— Start of Data rows —

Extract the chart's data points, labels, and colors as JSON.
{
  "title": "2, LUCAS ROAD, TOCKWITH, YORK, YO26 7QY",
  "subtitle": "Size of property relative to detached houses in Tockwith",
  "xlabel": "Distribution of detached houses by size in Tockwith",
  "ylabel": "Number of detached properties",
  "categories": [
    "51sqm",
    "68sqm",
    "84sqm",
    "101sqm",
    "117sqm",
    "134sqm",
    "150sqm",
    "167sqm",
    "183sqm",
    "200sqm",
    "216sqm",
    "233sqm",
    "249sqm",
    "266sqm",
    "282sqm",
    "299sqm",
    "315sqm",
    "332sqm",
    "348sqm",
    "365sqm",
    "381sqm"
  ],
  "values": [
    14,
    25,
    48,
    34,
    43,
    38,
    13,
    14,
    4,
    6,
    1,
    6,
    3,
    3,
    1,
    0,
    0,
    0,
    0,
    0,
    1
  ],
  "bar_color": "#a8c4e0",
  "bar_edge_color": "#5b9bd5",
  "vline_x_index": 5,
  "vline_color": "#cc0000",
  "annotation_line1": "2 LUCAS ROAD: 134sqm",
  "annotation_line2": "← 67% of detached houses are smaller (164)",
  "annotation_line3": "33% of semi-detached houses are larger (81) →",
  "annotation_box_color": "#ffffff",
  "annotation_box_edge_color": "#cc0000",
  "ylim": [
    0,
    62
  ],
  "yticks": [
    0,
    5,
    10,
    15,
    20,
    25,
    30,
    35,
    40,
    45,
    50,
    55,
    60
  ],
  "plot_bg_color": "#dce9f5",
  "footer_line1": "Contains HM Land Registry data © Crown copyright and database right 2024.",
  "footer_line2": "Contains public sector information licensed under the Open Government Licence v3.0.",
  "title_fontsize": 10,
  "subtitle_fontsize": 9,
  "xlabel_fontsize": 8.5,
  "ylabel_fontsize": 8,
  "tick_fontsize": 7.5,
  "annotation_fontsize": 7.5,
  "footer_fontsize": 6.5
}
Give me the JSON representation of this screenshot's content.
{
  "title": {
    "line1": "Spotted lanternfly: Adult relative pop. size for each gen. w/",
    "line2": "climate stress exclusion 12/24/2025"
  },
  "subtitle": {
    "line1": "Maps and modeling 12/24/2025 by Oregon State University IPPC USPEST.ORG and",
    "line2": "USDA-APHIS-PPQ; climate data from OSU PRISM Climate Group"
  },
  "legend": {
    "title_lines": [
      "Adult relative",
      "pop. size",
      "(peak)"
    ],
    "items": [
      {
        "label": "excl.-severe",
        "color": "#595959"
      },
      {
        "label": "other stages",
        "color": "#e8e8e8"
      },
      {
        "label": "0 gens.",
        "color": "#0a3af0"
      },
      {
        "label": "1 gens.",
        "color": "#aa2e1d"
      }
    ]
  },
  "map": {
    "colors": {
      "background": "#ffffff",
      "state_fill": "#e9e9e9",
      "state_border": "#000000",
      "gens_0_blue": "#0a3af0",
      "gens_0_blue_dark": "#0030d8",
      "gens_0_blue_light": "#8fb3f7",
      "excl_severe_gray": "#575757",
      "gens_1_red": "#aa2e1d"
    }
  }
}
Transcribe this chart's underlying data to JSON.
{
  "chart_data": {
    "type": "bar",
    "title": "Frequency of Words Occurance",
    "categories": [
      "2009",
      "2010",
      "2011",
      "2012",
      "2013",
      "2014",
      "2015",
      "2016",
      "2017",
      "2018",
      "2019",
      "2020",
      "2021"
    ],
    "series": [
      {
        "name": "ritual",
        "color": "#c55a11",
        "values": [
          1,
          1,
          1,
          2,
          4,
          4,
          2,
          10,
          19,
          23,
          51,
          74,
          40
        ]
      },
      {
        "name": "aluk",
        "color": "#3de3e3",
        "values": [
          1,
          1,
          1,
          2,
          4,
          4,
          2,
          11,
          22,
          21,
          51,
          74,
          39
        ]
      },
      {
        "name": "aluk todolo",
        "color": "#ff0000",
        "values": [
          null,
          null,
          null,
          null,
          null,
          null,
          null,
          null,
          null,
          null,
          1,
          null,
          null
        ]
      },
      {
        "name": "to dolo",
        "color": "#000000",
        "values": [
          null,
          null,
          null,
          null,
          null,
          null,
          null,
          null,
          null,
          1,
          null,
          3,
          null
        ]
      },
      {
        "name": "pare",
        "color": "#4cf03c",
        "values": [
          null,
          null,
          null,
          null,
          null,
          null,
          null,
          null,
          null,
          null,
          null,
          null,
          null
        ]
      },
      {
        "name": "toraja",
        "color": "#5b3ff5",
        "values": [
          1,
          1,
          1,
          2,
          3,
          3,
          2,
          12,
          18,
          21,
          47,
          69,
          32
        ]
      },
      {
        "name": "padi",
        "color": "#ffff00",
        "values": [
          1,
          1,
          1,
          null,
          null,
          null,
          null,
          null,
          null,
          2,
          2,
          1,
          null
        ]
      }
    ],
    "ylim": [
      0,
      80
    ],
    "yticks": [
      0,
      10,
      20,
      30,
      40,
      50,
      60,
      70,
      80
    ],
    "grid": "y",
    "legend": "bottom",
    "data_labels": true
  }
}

— End of Data rows —

Task details: Nothing in the data may differ; print all of it exactly as written.

Exercise response:
Extract the chart's data points, labels, and colors as JSON.
{
  "title": "2, LUCAS ROAD, TOCKWITH, YORK, YO26 7QY",
  "subtitle": "Size of property relative to detached houses in Tockwith",
  "xlabel": "Distribution of detached houses by size in Tockwith",
  "ylabel": "Number of detached properties",
  "categories": [
    "51sqm",
    "68sqm",
    "84sqm",
    "101sqm",
    "117sqm",
    "134sqm",
    "150sqm",
    "167sqm",
    "183sqm",
    "200sqm",
    "216sqm",
    "233sqm",
    "249sqm",
    "266sqm",
    "282sqm",
    "299sqm",
    "315sqm",
    "332sqm",
    "348sqm",
    "365sqm",
    "381sqm"
  ],
  "values": [
    14,
    25,
    48,
    34,
    43,
    38,
    13,
    14,
    4,
    6,
    1,
    6,
    3,
    3,
    1,
    0,
    0,
    0,
    0,
    0,
    1
  ],
  "bar_color": "#a8c4e0",
  "bar_edge_color": "#5b9bd5",
  "vline_x_index": 5,
  "vline_color": "#cc0000",
  "annotation_line1": "2 LUCAS ROAD: 134sqm",
  "annotation_line2": "← 67% of detached houses are smaller (164)",
  "annotation_line3": "33% of semi-detached houses are larger (81) →",
  "annotation_box_color": "#ffffff",
  "annotation_box_edge_color": "#cc0000",
  "ylim": [
    0,
    62
  ],
  "yticks": [
    0,
    5,
    10,
    15,
    20,
    25,
    30,
    35,
    40,
    45,
    50,
    55,
    60
  ],
  "plot_bg_color": "#dce9f5",
  "footer_line1": "Contains HM Land Registry data © Crown copyright and database right 2024.",
  "footer_line2": "Contains public sector information licensed under the Open Government Licence v3.0.",
  "title_fontsize": 10,
  "subtitle_fontsize": 9,
  "xlabel_fontsize": 8.5,
  "ylabel_fontsize": 8,
  "tick_fontsize": 7.5,
  "annotation_fontsize": 7.5,
  "footer_fontsize": 6.5
}
Give me the JSON representation of this screenshot's content.
{
  "title": {
    "line1": "Spotted lanternfly: Adult relative pop. size for each gen. w/",
    "line2": "climate stress exclusion 12/24/2025"
  },
  "subtitle": {
    "line1": "Maps and modeling 12/24/2025 by Oregon State University IPPC USPEST.ORG and",
    "line2": "USDA-APHIS-PPQ; climate data from OSU PRISM Climate Group"
  },
  "legend": {
    "title_lines": [
      "Adult relative",
      "pop. size",
      "(peak)"
    ],
    "items": [
      {
        "label": "excl.-severe",
        "color": "#595959"
      },
      {
        "label": "other stages",
        "color": "#e8e8e8"
      },
      {
        "label": "0 gens.",
        "color": "#0a3af0"
      },
      {
        "label": "1 gens.",
        "color": "#aa2e1d"
      }
    ]
  },
  "map": {
    "colors": {
      "background": "#ffffff",
      "state_fill": "#e9e9e9",
      "state_border": "#000000",
      "gens_0_blue": "#0a3af0",
      "gens_0_blue_dark": "#0030d8",
      "gens_0_blue_light": "#8fb3f7",
      "excl_severe_gray": "#575757",
      "gens_1_red": "#aa2e1d"
    }
  }
}
Transcribe this chart's underlying data to JSON.
{
  "chart_data": {
    "type": "bar",
    "title": "Frequency of Words Occurance",
    "categories": [
      "2009",
      "2010",
      "2011",
      "2012",
      "2013",
      "2014",
      "2015",
      "2016",
      "2017",
      "2018",
      "2019",
      "2020",
      "2021"
    ],
    "series": [
      {
        "name": "ritual",
        "color": "#c55a11",
        "values": [
          1,
          1,
          1,
          2,
          4,
          4,
          2,
          10,
          19,
          23,
          51,
          74,
          40
        ]
      },
      {
        "name": "aluk",
        "color": "#3de3e3",
        "values": [
          1,
          1,
          1,
          2,
          4,
          4,
          2,
          11,
          22,
          21,
          51,
          74,
          39
        ]
      },
      {
        "name": "aluk todolo",
        "color": "#ff0000",
        "values": [
          null,
          null,
          null,
          null,
          null,
          null,
          null,
          null,
          null,
          null,
          1,
          null,
          null
        ]
      },
      {
        "name": "to dolo",
        "color": "#000000",
        "values": [
          null,
          null,
          null,
          null,
          null,
          null,
          null,
          null,
          null,
          1,
          null,
          3,
          null
        ]
      },
      {
        "name": "pare",
        "color": "#4cf03c",
        "values": [
          null,
          null,
          null,
          null,
          null,
          null,
          null,
          null,
          null,
          null,
          null,
          null,
          null
        ]
      },
      {
        "name": "toraja",
        "color": "#5b3ff5",
        "values": [
          1,
          1,
          1,
          2,
          3,
          3,
          2,
          12,
          18,
          21,
          47,
          69,
          32
        ]
      },
      {
        "name": "padi",
        "color": "#ffff00",
        "values": [
          1,
          1,
          1,
          null,
          null,
          null,
          null,
          null,
          null,
          2,
          2,
          1,
          null
        ]
      }
    ],
    "ylim": [
      0,
      80
    ],
    "yticks": [
      0,
      10,
      20,
      30,
      40,
      50,
      60,
      70,
      80
    ],
    "grid": "y",
    "legend": "bottom",
    "data_labels": true
  }
}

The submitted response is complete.